Go through the records below line by line. Count the lines with "Faza" and give the count alone.

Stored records
════════════════

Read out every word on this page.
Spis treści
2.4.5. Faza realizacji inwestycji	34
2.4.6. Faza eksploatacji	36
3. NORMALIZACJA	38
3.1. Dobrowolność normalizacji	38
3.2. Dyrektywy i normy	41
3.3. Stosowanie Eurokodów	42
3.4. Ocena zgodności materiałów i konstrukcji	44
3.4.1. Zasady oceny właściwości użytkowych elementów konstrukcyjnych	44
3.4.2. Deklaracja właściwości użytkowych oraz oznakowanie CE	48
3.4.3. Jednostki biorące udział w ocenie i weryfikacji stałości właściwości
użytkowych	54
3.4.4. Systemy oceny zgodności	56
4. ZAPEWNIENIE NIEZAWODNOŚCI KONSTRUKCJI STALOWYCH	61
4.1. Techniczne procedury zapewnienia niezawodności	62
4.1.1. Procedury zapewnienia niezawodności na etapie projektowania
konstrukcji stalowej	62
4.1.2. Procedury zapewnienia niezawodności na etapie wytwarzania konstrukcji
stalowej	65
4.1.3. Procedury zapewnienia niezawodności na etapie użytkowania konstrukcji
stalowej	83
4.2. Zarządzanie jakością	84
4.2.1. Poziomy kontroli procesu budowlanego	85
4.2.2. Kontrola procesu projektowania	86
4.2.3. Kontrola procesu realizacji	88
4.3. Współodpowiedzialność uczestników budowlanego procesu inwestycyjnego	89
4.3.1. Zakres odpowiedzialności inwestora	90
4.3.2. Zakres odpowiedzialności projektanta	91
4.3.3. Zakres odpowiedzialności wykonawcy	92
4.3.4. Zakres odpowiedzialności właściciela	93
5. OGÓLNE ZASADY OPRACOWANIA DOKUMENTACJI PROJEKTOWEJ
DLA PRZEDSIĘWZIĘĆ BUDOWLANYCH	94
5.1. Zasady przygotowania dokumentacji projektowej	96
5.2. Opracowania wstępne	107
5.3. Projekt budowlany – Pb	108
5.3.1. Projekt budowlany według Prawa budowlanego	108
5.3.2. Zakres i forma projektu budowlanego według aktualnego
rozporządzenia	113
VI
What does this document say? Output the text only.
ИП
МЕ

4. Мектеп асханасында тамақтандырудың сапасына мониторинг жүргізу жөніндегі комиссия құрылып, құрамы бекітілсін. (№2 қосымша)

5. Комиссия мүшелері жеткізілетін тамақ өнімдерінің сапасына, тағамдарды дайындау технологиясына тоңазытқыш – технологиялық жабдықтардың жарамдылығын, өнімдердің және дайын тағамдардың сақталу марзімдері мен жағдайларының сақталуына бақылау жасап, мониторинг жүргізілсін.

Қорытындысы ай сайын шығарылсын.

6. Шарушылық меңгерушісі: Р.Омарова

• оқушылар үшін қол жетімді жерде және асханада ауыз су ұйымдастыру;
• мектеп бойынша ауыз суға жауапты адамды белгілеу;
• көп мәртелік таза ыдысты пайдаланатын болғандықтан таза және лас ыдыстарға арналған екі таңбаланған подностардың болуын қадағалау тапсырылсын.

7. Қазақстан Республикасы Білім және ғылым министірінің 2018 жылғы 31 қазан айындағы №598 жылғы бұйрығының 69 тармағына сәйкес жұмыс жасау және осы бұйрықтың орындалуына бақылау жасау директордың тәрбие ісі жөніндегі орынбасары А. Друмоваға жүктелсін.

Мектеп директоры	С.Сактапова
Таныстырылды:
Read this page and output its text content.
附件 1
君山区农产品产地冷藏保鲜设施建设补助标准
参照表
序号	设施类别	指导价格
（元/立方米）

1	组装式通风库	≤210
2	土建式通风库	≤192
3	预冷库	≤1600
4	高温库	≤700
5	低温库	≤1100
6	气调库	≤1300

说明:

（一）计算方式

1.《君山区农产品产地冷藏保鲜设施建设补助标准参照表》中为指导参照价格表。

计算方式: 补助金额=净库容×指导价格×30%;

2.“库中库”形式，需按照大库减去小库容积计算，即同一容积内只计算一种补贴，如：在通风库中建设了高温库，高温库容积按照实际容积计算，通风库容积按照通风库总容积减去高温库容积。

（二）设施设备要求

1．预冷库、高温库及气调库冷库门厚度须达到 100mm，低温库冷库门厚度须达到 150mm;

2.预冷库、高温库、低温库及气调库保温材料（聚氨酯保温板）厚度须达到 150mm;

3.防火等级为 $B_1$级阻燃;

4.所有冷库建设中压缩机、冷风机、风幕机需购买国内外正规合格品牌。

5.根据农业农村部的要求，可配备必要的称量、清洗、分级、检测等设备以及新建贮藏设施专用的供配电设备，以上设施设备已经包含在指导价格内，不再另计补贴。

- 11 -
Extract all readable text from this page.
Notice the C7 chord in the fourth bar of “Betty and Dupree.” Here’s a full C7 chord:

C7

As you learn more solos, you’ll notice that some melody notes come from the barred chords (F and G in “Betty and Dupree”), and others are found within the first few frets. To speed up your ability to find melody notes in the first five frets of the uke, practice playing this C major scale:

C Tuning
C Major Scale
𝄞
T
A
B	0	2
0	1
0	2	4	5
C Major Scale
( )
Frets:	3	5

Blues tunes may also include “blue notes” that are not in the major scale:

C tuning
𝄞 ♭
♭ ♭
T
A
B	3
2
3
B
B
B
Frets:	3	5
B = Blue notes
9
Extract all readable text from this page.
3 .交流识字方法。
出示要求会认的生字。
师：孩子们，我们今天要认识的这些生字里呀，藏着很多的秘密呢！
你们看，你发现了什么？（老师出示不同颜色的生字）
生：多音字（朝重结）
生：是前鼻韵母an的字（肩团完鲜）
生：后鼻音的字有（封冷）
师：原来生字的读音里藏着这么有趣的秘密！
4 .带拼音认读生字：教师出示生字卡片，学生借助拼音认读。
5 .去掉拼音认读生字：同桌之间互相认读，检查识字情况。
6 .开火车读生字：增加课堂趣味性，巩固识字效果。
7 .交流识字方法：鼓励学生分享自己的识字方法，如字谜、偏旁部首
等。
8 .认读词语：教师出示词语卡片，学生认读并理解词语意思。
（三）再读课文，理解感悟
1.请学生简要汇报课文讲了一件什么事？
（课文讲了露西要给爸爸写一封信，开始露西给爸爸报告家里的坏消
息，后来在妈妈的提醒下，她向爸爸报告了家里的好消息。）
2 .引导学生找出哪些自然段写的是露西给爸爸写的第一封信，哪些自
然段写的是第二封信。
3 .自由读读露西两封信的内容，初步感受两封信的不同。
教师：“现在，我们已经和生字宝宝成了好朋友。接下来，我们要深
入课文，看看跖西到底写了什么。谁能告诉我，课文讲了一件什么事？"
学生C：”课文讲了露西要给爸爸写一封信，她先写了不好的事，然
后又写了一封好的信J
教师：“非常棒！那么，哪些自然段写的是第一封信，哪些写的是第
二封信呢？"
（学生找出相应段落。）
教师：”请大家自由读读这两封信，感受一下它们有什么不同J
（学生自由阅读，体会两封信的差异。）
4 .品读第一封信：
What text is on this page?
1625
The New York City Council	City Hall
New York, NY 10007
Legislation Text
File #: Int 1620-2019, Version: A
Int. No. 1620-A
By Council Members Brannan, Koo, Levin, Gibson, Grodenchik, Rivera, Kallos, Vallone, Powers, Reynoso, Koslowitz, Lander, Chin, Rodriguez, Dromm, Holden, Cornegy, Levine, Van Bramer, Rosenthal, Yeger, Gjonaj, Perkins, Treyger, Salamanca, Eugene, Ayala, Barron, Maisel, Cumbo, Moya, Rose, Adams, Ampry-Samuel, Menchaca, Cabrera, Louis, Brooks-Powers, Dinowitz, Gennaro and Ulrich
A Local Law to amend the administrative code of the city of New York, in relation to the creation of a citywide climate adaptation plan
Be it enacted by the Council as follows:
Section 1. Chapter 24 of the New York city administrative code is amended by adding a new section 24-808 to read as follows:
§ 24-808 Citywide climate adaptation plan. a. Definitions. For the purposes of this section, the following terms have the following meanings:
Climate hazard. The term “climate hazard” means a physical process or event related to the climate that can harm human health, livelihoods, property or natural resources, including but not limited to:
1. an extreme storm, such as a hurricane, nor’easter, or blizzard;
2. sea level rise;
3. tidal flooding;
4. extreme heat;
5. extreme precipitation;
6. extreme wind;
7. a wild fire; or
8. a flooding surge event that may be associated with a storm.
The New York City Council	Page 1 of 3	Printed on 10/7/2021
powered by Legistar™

════════════════

REPLY TO THE TASK
2